Stated problem: Review the material and extract every line in which the word "Status" occurs.

====================

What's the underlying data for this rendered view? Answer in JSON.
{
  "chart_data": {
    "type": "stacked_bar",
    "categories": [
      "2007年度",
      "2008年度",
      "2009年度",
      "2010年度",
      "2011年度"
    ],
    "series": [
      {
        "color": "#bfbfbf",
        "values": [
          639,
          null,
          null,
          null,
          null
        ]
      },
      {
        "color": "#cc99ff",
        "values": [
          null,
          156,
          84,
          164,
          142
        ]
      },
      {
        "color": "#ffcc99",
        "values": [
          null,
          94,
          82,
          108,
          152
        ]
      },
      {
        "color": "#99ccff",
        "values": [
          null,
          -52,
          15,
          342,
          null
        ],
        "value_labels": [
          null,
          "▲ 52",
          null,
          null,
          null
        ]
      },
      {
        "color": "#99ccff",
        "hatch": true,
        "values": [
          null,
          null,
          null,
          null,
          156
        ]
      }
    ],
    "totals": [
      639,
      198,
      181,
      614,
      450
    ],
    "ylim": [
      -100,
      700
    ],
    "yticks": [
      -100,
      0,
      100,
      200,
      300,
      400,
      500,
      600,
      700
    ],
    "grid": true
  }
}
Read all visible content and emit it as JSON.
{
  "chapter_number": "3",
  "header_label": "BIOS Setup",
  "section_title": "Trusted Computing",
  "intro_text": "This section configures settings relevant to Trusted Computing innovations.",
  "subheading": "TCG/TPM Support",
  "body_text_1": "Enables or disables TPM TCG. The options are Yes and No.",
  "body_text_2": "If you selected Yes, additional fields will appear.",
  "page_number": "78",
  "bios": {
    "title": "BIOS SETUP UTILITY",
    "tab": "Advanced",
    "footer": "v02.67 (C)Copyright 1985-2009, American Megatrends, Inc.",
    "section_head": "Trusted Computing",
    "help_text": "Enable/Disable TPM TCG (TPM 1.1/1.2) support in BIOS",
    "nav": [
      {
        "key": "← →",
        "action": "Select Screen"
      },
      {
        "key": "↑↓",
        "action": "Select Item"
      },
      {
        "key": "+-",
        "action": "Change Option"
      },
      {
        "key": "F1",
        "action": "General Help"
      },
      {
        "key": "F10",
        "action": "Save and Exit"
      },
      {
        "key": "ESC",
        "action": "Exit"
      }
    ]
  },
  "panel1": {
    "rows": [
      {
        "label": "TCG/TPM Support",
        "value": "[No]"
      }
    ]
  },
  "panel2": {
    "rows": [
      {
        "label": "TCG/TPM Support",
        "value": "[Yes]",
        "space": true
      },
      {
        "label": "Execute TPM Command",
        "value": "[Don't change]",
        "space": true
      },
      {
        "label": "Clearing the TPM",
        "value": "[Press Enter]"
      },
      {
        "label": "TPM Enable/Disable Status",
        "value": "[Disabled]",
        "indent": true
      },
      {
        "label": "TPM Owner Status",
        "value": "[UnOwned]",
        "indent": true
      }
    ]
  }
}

====================

Task result:
        "label": "TPM Enable/Disable Status",
        "label": "TPM Owner Status",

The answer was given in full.